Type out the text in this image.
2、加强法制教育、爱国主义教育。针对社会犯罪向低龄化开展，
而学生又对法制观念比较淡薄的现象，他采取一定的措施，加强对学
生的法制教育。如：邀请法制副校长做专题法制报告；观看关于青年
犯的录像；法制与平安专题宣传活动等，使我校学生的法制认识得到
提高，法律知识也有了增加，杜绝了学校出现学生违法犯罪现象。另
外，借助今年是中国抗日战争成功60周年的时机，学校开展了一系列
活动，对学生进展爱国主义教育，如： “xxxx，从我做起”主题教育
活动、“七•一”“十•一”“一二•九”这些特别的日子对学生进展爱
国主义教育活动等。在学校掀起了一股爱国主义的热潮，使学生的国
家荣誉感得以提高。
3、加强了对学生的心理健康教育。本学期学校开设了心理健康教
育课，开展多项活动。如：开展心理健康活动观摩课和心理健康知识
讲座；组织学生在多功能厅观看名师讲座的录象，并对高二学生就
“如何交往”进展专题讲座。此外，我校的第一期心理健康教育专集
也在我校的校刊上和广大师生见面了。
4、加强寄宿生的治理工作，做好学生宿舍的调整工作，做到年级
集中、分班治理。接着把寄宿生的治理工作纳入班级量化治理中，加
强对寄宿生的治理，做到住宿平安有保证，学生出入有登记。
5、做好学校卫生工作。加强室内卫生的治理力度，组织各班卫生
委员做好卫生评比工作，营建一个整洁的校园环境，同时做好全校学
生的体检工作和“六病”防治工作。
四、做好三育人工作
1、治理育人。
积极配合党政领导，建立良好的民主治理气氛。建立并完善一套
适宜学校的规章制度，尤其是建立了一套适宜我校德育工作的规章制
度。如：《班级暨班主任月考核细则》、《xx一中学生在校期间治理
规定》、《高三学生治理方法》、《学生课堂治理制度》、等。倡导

## Exercise brief
Write down the full listing again, exactly.

## Answer for this exercise
Type out the text in this image.
2、加强法制教育、爱国主义教育。针对社会犯罪向低龄化开展，
而学生又对法制观念比较淡薄的现象，他采取一定的措施，加强对学
生的法制教育。如：邀请法制副校长做专题法制报告；观看关于青年
犯的录像；法制与平安专题宣传活动等，使我校学生的法制认识得到
提高，法律知识也有了增加，杜绝了学校出现学生违法犯罪现象。另
外，借助今年是中国抗日战争成功60周年的时机，学校开展了一系列
活动，对学生进展爱国主义教育，如： “xxxx，从我做起”主题教育
活动、“七•一”“十•一”“一二•九”这些特别的日子对学生进展爱
国主义教育活动等。在学校掀起了一股爱国主义的热潮，使学生的国
家荣誉感得以提高。
3、加强了对学生的心理健康教育。本学期学校开设了心理健康教
育课，开展多项活动。如：开展心理健康活动观摩课和心理健康知识
讲座；组织学生在多功能厅观看名师讲座的录象，并对高二学生就
“如何交往”进展专题讲座。此外，我校的第一期心理健康教育专集
也在我校的校刊上和广大师生见面了。
4、加强寄宿生的治理工作，做好学生宿舍的调整工作，做到年级
集中、分班治理。接着把寄宿生的治理工作纳入班级量化治理中，加
强对寄宿生的治理，做到住宿平安有保证，学生出入有登记。
5、做好学校卫生工作。加强室内卫生的治理力度，组织各班卫生
委员做好卫生评比工作，营建一个整洁的校园环境，同时做好全校学
生的体检工作和“六病”防治工作。
四、做好三育人工作
1、治理育人。
积极配合党政领导，建立良好的民主治理气氛。建立并完善一套
适宜学校的规章制度，尤其是建立了一套适宜我校德育工作的规章制
度。如：《班级暨班主任月考核细则》、《xx一中学生在校期间治理
规定》、《高三学生治理方法》、《学生课堂治理制度》、等。倡导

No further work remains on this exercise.